# Information provided
* * * *
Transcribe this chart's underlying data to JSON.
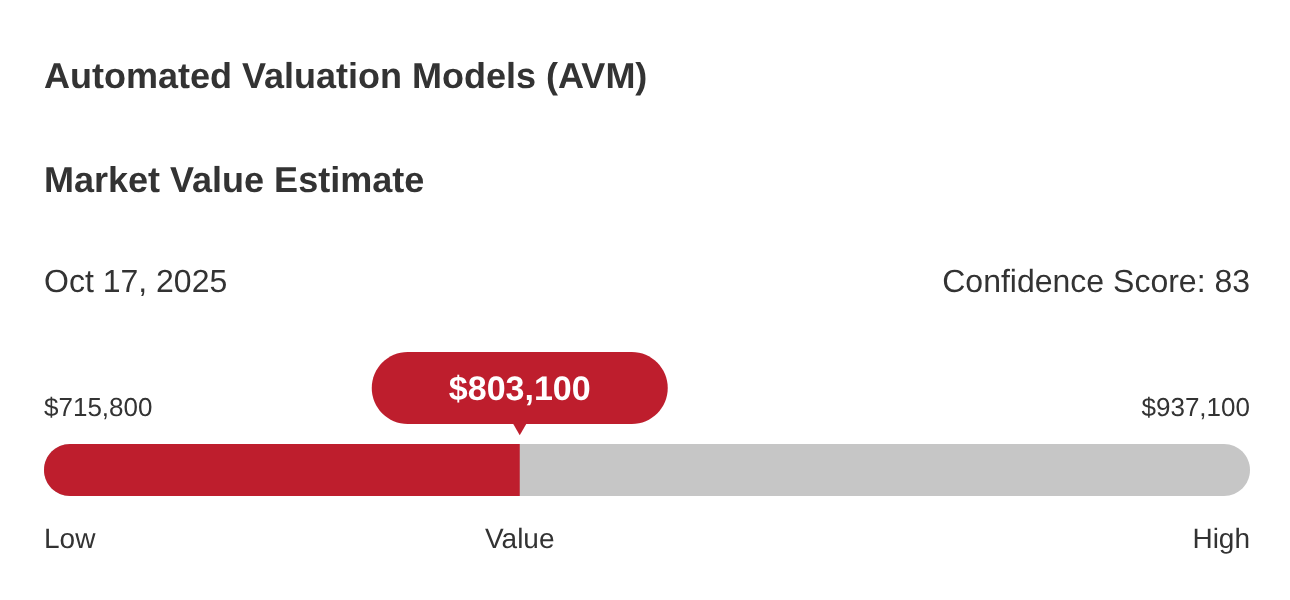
* * * *
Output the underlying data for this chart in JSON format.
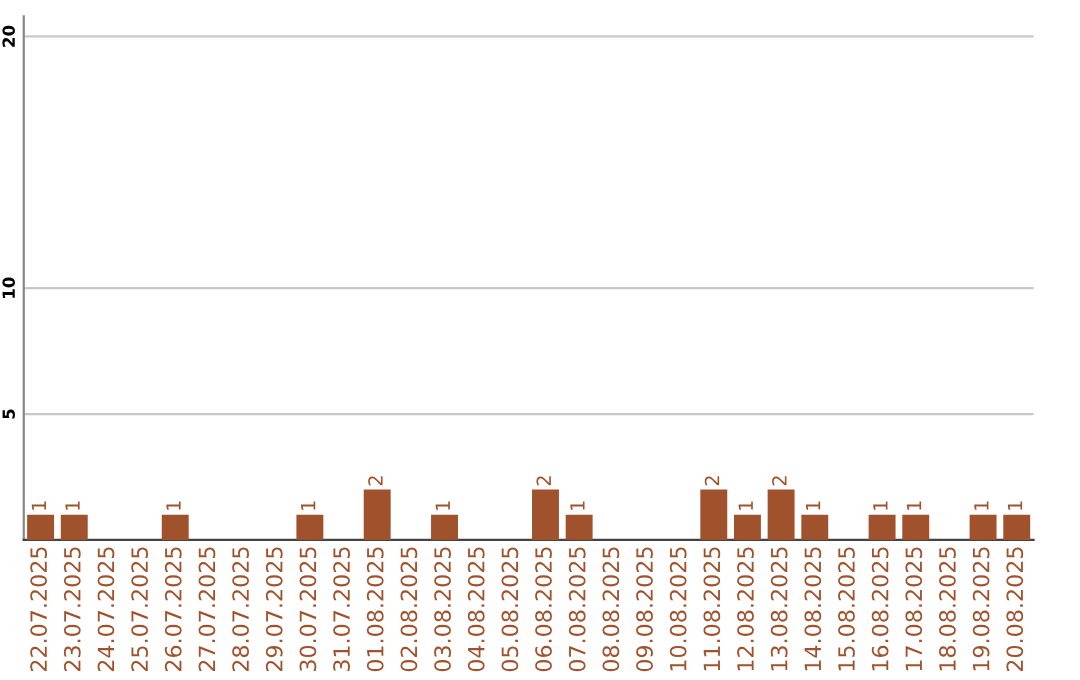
* * * *
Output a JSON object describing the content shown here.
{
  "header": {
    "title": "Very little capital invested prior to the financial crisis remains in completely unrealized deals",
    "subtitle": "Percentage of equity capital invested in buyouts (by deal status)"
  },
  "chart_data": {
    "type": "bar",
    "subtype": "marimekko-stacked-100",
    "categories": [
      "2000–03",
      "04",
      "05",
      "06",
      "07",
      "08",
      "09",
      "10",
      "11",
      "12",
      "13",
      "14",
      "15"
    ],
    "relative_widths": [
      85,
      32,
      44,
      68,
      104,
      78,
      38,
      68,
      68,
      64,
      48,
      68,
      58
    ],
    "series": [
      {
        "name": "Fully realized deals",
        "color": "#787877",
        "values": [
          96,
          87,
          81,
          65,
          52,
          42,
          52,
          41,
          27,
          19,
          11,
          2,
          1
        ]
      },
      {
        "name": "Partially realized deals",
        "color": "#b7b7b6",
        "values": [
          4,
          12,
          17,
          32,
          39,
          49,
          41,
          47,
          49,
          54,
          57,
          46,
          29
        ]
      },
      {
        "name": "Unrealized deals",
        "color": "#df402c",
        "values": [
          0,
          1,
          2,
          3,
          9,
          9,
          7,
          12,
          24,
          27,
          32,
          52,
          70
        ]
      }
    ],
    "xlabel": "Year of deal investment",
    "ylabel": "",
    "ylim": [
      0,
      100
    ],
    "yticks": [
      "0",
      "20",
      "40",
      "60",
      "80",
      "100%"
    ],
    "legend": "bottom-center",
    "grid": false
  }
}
* * * *
# To do
Search the records above for the string "this". Copy every line that contains it.

# Output of the exercise
Transcribe this chart's underlying data to JSON.
Output the underlying data for this chart in JSON format.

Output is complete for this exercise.